# Direction:
Restate the whole listing word for word. Pictures are left out.

# Data extracted from a collection:

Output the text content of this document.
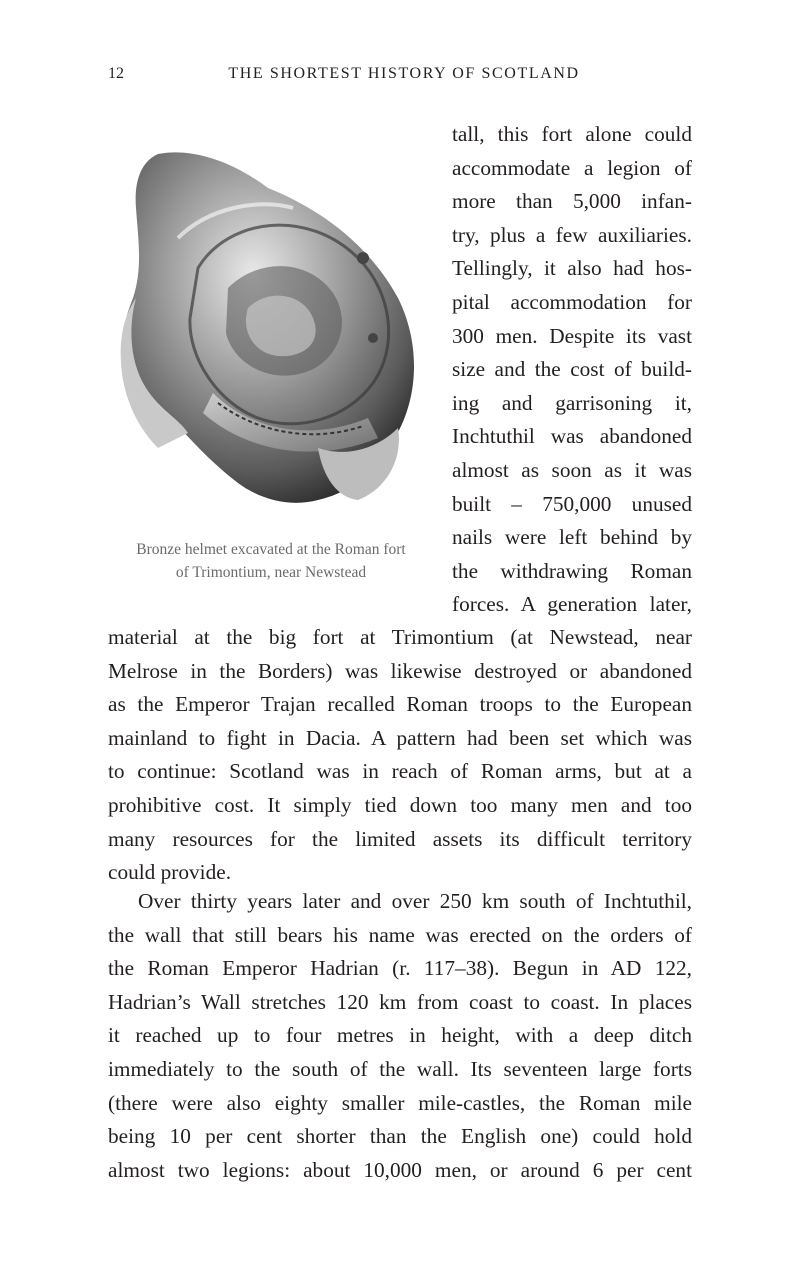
12	THE SHORTEST HISTORY OF SCOTLAND
Bronze helmet excavated at the Roman fort
of Trimontium, near Newstead
tall, this fort alone could
accommodate a legion of
more than 5,000 infan-
try, plus a few auxiliaries.
Tellingly, it also had hos-
pital accommodation for
300 men. Despite its vast
size and the cost of build-
ing and garrisoning it,
Inchtuthil was abandoned
almost as soon as it was
built – 750,000 unused
nails were left behind by
the withdrawing Roman
forces. A generation later,
material at the big fort at Trimontium (at Newstead, near
Melrose in the Borders) was likewise destroyed or abandoned
as the Emperor Trajan recalled Roman troops to the European
mainland to fight in Dacia. A pattern had been set which was
to continue: Scotland was in reach of Roman arms, but at a
prohibitive cost. It simply tied down too many men and too
many resources for the limited assets its difficult territory
could provide.
Over thirty years later and over 250 km south of Inchtuthil,
the wall that still bears his name was erected on the orders of
the Roman Emperor Hadrian (r. 117–38). Begun in AD 122,
Hadrian’s Wall stretches 120 km from coast to coast. In places
it reached up to four metres in height, with a deep ditch
immediately to the south of the wall. Its seventeen large forts
(there were also eighty smaller mile-castles, the Roman mile
being 10 per cent shorter than the English one) could hold
almost two legions: about 10,000 men, or around 6 per cent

# Final result:
Output the text content of this document.
12	THE SHORTEST HISTORY OF SCOTLAND
Bronze helmet excavated at the Roman fort
of Trimontium, near Newstead
tall, this fort alone could
accommodate a legion of
more than 5,000 infan-
try, plus a few auxiliaries.
Tellingly, it also had hos-
pital accommodation for
300 men. Despite its vast
size and the cost of build-
ing and garrisoning it,
Inchtuthil was abandoned
almost as soon as it was
built – 750,000 unused
nails were left behind by
the withdrawing Roman
forces. A generation later,
material at the big fort at Trimontium (at Newstead, near
Melrose in the Borders) was likewise destroyed or abandoned
as the Emperor Trajan recalled Roman troops to the European
mainland to fight in Dacia. A pattern had been set which was
to continue: Scotland was in reach of Roman arms, but at a
prohibitive cost. It simply tied down too many men and too
many resources for the limited assets its difficult territory
could provide.
Over thirty years later and over 250 km south of Inchtuthil,
the wall that still bears his name was erected on the orders of
the Roman Emperor Hadrian (r. 117–38). Begun in AD 122,
Hadrian’s Wall stretches 120 km from coast to coast. In places
it reached up to four metres in height, with a deep ditch
immediately to the south of the wall. Its seventeen large forts
(there were also eighty smaller mile-castles, the Roman mile
being 10 per cent shorter than the English one) could hold
almost two legions: about 10,000 men, or around 6 per cent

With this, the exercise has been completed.